--- Provided text Enclosed Below ---
"Life is a banquet and most poor suckers are starving to death." - Auntie Mame
"Most people die with their music still in them." - Oliver Wendell Holmes
"In every work of genius we recognize our own rejected thoughts: they come back to us with a certain alienated majesty. Great works of art have no more affecting lesson for us than this. They teach us to abide by our spontaneous impression with good-humored inflexibility then most when the whole cry of voices is on the other side. Else, to-morrow a stranger will say with masterly good sense precisely what we have thought and felt all the time, and we shall be forced to take with shame our own opinion from another." - Ralph Waldo Emerson
I'm seeing a theme here. These are just a few quotes I think about a lot as instructions of what not to do. I don't claim to understand what God has in mind for us people but I do know that it has something to do with love: love for ourselves, love for the people in our lives, love for what we do, love for what we create, and love for what we experience. And I'm pretty sure it's also something to do with enjoying the miracle of the human experience. These quotes are not a doomsday oracle or an inevitability but rather a way to remind and urge us to create and live the life we want now. To me, this means reading, listening, learning, exploring, asking a lot of questions, petitioning the universe, setting goals, taking inspired action, and learning to enjoy fear as a glorious reminder of the fact that we're alive and that our hearts are beating.
--- End of Enclosed Provided text ---
_Instructions for the task_
Continue the reflection on quotations about living fully, starting after its last sentence.
--- Supplied records Enclosed Below ---
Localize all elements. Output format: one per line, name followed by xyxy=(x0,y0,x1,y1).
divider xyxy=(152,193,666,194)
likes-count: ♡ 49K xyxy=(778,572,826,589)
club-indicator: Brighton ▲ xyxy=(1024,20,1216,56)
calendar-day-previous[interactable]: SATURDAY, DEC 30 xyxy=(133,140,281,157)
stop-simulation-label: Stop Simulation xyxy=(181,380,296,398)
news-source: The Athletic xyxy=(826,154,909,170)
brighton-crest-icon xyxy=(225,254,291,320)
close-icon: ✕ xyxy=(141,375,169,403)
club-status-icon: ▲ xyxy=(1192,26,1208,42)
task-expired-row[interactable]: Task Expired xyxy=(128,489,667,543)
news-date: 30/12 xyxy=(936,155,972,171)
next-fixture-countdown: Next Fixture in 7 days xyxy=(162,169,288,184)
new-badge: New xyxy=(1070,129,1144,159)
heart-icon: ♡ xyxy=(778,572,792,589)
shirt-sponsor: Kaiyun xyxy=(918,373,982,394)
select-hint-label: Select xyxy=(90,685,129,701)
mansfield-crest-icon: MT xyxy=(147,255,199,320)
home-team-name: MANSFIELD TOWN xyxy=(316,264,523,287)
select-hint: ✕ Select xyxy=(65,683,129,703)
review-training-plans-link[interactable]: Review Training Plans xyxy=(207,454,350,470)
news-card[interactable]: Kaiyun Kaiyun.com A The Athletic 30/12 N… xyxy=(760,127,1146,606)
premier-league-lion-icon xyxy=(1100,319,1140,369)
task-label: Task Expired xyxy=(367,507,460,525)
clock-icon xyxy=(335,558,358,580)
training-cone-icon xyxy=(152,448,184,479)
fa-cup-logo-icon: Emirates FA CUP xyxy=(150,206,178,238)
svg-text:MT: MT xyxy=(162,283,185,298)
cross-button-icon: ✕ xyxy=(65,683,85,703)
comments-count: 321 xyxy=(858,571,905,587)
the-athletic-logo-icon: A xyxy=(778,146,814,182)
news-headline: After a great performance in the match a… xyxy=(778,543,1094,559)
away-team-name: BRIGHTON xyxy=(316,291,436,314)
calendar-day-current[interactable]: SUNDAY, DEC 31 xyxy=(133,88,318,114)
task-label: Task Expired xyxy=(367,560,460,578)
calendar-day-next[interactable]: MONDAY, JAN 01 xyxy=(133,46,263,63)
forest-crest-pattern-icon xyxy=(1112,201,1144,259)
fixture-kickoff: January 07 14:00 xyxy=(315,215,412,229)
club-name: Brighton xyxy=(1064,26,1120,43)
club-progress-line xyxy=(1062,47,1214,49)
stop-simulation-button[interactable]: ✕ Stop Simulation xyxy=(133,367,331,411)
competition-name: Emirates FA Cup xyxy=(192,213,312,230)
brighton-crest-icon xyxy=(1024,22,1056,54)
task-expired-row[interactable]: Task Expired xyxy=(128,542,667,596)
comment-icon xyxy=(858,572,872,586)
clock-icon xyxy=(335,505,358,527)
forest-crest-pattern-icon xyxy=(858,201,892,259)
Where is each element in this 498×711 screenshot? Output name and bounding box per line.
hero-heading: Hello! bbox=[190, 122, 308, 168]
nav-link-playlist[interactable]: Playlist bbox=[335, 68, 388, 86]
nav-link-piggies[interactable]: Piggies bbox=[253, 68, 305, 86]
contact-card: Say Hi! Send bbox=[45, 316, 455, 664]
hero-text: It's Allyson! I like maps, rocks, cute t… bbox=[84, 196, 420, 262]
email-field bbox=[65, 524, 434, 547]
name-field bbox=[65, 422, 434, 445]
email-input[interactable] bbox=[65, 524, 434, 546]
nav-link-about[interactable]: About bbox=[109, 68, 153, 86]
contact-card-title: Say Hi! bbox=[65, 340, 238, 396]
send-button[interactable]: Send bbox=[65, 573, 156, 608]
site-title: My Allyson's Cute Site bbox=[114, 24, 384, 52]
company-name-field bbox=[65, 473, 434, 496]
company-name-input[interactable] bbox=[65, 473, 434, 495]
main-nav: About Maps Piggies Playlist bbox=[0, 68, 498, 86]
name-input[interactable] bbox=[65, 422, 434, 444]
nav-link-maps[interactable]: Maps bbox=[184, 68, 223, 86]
--- End of Enclosed Supplied records ---
_Answer to this problem_
I've developed a theory that when we die, we get a chance to review our lives on our way into heaven. A shade is raised and we suddenly see all that we could have done, all that we were meant to enjoy. We see how our fears and doubts, embarrassments and hesitations got in the way of saying what we wanted to, risking what we wanted to, becoming who we most wanted to be. And we see that the fears and doubts were illusions. We are confronted by our own missed opportunities to exercise our inherent freedom, power and limitlessness. We momentarily wince in regret at the forsaken boldness and beauty we were meant to express in our lifetime.
Begin now, today, to see yourself as this free, powerful, limitless being that you undoubtedly are. Consider yourself: your longings, desires, and dreams - and know that these are your road map to the life you are meant to live. If you find yourself a little irritated by this proposition or confused about how to do this, my entries to come will offer many suggestions for instruction from me and those I've been learning from.